** START **

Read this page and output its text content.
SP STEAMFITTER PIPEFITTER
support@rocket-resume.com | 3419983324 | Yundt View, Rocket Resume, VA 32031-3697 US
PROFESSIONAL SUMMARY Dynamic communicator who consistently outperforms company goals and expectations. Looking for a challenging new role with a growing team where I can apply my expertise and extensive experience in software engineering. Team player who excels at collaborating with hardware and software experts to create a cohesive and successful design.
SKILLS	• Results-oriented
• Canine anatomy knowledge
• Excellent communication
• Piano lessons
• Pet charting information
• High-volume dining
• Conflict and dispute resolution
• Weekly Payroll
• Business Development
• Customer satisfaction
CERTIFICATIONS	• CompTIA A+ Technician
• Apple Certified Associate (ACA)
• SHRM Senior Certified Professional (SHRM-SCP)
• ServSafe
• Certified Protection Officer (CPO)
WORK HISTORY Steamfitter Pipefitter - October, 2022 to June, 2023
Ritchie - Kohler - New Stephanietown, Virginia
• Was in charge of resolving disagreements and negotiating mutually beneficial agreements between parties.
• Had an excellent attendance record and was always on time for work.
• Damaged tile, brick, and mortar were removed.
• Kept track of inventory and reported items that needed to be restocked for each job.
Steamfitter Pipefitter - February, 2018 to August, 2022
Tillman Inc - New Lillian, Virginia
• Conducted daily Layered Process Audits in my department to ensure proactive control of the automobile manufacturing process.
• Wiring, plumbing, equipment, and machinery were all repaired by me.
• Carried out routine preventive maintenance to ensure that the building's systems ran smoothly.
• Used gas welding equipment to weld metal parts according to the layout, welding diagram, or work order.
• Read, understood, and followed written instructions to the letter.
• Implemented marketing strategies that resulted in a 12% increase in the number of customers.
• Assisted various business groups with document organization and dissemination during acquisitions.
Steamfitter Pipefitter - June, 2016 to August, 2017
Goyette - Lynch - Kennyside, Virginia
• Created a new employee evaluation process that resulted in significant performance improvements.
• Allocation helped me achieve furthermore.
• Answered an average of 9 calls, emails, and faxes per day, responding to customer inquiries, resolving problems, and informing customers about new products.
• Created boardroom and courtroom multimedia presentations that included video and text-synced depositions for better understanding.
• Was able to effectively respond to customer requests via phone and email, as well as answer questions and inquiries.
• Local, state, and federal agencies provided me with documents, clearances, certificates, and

** END **

● Exercise instructions
Extract all lines that hold the word "Read".

● Exercise result
Read this page and output its text content.
• Read, understood, and followed written instructions to the letter.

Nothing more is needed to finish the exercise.